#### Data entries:
begin

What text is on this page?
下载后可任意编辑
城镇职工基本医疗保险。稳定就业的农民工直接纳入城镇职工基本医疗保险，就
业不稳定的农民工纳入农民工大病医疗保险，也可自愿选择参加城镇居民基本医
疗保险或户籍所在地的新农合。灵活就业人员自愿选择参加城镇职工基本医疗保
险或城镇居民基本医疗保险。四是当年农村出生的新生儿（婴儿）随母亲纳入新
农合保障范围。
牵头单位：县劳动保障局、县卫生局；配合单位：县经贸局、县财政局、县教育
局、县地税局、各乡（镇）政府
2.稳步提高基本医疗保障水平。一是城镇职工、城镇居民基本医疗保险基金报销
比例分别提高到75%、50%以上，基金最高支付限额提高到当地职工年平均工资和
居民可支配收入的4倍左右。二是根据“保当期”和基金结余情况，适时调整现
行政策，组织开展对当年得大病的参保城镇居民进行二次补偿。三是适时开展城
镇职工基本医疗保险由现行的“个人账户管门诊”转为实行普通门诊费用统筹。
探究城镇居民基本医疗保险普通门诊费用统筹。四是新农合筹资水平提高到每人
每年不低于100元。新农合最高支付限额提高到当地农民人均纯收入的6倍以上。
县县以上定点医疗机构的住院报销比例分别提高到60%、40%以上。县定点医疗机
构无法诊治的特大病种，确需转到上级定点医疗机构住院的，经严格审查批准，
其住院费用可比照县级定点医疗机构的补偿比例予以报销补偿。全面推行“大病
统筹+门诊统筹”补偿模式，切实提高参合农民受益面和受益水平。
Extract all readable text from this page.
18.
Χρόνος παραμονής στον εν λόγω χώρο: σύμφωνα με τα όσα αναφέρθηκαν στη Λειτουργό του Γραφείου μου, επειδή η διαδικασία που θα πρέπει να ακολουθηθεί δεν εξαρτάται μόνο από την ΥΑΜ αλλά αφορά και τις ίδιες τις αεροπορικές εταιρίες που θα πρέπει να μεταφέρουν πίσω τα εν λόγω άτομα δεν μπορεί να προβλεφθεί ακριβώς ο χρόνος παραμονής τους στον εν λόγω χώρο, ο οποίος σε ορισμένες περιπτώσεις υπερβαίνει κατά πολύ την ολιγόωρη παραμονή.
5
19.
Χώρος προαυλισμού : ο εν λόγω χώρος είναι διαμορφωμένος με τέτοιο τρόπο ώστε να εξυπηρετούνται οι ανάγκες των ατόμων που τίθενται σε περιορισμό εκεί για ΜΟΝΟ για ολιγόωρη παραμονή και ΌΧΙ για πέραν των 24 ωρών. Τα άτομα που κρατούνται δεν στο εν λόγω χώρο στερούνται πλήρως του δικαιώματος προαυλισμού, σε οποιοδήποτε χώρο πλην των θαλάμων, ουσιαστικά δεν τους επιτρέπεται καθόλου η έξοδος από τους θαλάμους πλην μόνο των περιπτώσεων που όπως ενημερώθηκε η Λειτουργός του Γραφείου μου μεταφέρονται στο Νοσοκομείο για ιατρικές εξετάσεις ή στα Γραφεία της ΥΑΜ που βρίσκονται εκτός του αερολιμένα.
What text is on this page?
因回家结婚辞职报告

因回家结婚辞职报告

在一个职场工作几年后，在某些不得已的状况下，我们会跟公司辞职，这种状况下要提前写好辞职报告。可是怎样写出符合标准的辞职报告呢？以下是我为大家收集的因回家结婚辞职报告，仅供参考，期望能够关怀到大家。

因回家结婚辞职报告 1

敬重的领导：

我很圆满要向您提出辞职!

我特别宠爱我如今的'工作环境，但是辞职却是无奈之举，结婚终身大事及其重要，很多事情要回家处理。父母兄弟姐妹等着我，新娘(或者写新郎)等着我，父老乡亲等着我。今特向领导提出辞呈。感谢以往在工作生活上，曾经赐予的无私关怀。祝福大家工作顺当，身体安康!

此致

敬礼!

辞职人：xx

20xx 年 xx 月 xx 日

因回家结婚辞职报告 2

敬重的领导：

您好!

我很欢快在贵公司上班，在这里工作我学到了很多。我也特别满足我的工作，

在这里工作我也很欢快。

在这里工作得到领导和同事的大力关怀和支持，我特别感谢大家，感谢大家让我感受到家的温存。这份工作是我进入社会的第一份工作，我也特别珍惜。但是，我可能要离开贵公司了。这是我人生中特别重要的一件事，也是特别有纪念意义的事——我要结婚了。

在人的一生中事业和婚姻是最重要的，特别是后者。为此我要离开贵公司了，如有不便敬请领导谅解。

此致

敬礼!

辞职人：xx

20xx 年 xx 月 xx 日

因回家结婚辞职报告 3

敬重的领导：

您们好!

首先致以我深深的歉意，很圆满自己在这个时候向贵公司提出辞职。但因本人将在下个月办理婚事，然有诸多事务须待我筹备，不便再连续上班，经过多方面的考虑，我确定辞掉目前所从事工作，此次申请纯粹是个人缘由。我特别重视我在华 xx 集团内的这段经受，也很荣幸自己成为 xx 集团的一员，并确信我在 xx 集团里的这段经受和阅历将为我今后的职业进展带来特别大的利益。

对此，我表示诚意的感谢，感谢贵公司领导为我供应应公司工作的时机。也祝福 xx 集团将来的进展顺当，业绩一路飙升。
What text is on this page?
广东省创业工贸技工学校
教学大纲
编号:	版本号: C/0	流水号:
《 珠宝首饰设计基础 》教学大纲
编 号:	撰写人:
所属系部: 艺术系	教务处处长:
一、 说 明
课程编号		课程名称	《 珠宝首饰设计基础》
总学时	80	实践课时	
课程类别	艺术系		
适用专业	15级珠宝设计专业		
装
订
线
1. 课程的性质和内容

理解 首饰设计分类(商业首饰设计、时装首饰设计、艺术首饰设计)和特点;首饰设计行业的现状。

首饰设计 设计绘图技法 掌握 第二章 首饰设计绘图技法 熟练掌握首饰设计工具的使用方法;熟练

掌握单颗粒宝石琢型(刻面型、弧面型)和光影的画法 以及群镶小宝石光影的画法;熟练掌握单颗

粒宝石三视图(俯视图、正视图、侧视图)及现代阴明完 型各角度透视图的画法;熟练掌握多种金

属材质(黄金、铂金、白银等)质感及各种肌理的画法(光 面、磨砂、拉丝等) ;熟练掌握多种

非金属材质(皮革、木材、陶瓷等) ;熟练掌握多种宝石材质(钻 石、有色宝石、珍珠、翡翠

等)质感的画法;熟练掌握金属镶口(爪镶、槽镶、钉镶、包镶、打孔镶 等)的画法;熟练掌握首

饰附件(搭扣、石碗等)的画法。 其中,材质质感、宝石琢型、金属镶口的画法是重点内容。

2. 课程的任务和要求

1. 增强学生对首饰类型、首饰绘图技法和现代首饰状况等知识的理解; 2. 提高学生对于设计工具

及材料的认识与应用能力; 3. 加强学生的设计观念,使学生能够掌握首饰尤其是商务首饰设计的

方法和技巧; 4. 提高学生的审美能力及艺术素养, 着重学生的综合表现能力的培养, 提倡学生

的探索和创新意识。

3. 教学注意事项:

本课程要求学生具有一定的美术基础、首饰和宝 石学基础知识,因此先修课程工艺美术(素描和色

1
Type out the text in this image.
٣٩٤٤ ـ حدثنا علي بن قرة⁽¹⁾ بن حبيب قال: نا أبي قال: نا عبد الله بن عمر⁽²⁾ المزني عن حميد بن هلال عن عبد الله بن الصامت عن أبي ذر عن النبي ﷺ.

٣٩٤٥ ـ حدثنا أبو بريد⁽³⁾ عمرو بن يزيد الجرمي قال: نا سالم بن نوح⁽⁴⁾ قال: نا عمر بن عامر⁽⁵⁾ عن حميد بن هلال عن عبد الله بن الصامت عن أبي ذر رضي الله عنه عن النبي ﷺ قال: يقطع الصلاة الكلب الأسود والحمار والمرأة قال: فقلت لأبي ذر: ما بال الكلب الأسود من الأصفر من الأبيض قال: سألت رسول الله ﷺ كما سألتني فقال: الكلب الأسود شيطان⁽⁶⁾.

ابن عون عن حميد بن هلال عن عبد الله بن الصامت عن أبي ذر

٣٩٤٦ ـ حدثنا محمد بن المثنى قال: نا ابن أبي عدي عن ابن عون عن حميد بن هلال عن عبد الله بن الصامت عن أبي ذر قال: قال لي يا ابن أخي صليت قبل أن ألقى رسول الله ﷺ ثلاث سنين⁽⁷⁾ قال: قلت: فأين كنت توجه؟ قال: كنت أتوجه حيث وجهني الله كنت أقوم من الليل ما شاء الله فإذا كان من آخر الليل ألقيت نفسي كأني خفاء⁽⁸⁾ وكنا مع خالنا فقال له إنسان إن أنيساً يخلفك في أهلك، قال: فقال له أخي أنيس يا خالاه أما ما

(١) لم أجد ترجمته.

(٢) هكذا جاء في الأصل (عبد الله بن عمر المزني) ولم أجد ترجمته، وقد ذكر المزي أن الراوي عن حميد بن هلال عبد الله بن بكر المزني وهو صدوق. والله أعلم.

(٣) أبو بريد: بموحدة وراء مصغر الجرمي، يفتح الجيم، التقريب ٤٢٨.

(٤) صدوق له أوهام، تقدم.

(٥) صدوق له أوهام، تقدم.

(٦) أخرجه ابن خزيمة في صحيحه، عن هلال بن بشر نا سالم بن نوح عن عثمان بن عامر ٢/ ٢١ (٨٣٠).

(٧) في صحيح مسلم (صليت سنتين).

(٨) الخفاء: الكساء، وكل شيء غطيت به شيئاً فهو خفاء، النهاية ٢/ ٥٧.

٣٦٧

end

#### Requirements:
Give again only the lines starting at the one that contains "Type out the text in this image." and running to the end of the data.

#### Worked answer:
Type out the text in this image.
٣٩٤٤ ـ حدثنا علي بن قرة⁽¹⁾ بن حبيب قال: نا أبي قال: نا عبد الله بن عمر⁽²⁾ المزني عن حميد بن هلال عن عبد الله بن الصامت عن أبي ذر عن النبي ﷺ.

٣٩٤٥ ـ حدثنا أبو بريد⁽³⁾ عمرو بن يزيد الجرمي قال: نا سالم بن نوح⁽⁴⁾ قال: نا عمر بن عامر⁽⁵⁾ عن حميد بن هلال عن عبد الله بن الصامت عن أبي ذر رضي الله عنه عن النبي ﷺ قال: يقطع الصلاة الكلب الأسود والحمار والمرأة قال: فقلت لأبي ذر: ما بال الكلب الأسود من الأصفر من الأبيض قال: سألت رسول الله ﷺ كما سألتني فقال: الكلب الأسود شيطان⁽⁶⁾.

ابن عون عن حميد بن هلال عن عبد الله بن الصامت عن أبي ذر

٣٩٤٦ ـ حدثنا محمد بن المثنى قال: نا ابن أبي عدي عن ابن عون عن حميد بن هلال عن عبد الله بن الصامت عن أبي ذر قال: قال لي يا ابن أخي صليت قبل أن ألقى رسول الله ﷺ ثلاث سنين⁽⁷⁾ قال: قلت: فأين كنت توجه؟ قال: كنت أتوجه حيث وجهني الله كنت أقوم من الليل ما شاء الله فإذا كان من آخر الليل ألقيت نفسي كأني خفاء⁽⁸⁾ وكنا مع خالنا فقال له إنسان إن أنيساً يخلفك في أهلك، قال: فقال له أخي أنيس يا خالاه أما ما

(١) لم أجد ترجمته.

(٢) هكذا جاء في الأصل (عبد الله بن عمر المزني) ولم أجد ترجمته، وقد ذكر المزي أن الراوي عن حميد بن هلال عبد الله بن بكر المزني وهو صدوق. والله أعلم.

(٣) أبو بريد: بموحدة وراء مصغر الجرمي، يفتح الجيم، التقريب ٤٢٨.

(٤) صدوق له أوهام، تقدم.

(٥) صدوق له أوهام، تقدم.

(٦) أخرجه ابن خزيمة في صحيحه، عن هلال بن بشر نا سالم بن نوح عن عثمان بن عامر ٢/ ٢١ (٨٣٠).

(٧) في صحيح مسلم (صليت سنتين).

(٨) الخفاء: الكساء، وكل شيء غطيت به شيئاً فهو خفاء، النهاية ٢/ ٥٧.

٣٦٧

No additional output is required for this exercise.